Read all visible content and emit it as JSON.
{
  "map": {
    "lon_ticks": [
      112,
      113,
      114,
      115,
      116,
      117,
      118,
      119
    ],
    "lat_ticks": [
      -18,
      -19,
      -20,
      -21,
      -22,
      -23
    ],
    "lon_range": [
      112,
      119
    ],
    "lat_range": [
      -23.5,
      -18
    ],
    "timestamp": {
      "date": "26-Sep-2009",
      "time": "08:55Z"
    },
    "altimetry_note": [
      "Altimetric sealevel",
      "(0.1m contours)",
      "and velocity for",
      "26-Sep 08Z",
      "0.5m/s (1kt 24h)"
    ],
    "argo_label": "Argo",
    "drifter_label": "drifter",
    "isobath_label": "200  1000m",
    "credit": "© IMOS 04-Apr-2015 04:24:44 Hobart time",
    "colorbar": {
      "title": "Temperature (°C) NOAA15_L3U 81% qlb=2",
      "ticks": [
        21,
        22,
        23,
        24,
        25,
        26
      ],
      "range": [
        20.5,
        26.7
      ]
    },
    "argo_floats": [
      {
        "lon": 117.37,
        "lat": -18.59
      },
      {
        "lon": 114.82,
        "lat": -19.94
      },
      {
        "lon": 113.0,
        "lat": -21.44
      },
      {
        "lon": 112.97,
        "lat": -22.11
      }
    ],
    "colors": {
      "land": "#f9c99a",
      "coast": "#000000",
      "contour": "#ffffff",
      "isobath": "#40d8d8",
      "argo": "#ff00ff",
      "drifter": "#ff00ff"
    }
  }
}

### To be done
Return all the data exactly as given.

### Answer for the task
Read all visible content and emit it as JSON.
{
  "map": {
    "lon_ticks": [
      112,
      113,
      114,
      115,
      116,
      117,
      118,
      119
    ],
    "lat_ticks": [
      -18,
      -19,
      -20,
      -21,
      -22,
      -23
    ],
    "lon_range": [
      112,
      119
    ],
    "lat_range": [
      -23.5,
      -18
    ],
    "timestamp": {
      "date": "26-Sep-2009",
      "time": "08:55Z"
    },
    "altimetry_note": [
      "Altimetric sealevel",
      "(0.1m contours)",
      "and velocity for",
      "26-Sep 08Z",
      "0.5m/s (1kt 24h)"
    ],
    "argo_label": "Argo",
    "drifter_label": "drifter",
    "isobath_label": "200  1000m",
    "credit": "© IMOS 04-Apr-2015 04:24:44 Hobart time",
    "colorbar": {
      "title": "Temperature (°C) NOAA15_L3U 81% qlb=2",
      "ticks": [
        21,
        22,
        23,
        24,
        25,
        26
      ],
      "range": [
        20.5,
        26.7
      ]
    },
    "argo_floats": [
      {
        "lon": 117.37,
        "lat": -18.59
      },
      {
        "lon": 114.82,
        "lat": -19.94
      },
      {
        "lon": 113.0,
        "lat": -21.44
      },
      {
        "lon": 112.97,
        "lat": -22.11
      }
    ],
    "colors": {
      "land": "#f9c99a",
      "coast": "#000000",
      "contour": "#ffffff",
      "isobath": "#40d8d8",
      "argo": "#ff00ff",
      "drifter": "#ff00ff"
    }
  }
}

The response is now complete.